| Supplied records |
-*-

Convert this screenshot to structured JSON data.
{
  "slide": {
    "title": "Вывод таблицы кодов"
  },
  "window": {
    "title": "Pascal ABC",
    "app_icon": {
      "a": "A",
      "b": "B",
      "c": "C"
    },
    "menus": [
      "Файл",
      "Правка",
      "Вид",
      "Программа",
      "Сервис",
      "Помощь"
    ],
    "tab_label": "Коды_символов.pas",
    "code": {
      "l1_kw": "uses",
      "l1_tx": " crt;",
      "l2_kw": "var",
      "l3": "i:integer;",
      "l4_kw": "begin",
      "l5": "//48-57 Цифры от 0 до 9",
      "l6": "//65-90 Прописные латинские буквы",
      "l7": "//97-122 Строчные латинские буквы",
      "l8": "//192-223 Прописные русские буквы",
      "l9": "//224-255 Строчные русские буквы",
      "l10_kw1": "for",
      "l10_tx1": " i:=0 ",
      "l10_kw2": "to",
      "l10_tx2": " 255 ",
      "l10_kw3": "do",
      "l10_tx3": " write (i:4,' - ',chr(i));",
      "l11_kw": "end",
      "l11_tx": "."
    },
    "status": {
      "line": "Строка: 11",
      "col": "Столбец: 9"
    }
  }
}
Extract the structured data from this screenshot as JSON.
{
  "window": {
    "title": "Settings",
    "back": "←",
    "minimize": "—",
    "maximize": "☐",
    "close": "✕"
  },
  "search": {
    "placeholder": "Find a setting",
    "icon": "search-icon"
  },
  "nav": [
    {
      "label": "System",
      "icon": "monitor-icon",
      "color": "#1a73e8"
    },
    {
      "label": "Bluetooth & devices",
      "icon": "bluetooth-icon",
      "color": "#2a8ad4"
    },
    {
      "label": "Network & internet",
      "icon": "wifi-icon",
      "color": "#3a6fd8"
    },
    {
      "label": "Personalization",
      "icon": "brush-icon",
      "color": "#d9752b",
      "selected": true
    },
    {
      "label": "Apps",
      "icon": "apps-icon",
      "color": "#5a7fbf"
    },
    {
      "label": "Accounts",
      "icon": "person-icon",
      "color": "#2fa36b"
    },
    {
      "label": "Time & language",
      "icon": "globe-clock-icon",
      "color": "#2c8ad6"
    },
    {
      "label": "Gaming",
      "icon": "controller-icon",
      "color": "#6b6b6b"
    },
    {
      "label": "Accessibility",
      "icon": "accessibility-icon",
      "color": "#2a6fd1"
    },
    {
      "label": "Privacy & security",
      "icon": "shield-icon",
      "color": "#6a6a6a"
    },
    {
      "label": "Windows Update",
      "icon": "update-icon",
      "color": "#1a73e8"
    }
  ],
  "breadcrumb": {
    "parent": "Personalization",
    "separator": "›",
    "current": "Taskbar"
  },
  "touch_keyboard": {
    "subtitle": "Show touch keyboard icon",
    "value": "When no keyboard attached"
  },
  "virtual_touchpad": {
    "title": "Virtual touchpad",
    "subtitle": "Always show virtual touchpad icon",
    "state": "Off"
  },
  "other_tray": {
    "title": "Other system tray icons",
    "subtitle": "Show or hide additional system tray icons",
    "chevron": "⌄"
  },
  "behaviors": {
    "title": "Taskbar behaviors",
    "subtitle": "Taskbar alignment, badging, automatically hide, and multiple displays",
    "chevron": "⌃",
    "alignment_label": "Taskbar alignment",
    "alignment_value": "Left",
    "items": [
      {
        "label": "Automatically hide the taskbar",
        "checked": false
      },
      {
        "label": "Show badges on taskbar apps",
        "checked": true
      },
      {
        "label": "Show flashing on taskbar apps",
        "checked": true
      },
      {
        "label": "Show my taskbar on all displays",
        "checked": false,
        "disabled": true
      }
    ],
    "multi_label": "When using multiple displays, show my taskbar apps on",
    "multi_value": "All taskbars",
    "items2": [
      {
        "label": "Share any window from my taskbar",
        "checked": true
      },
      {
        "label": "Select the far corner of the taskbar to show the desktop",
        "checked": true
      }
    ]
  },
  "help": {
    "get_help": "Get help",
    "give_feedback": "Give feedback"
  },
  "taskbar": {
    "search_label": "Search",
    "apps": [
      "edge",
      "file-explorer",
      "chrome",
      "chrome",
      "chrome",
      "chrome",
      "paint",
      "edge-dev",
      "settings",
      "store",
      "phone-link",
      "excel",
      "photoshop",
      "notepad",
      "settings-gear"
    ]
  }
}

-*-

| Work to be completed |
Return only the number of lines in the data that contain "subtitle".

| Result |
4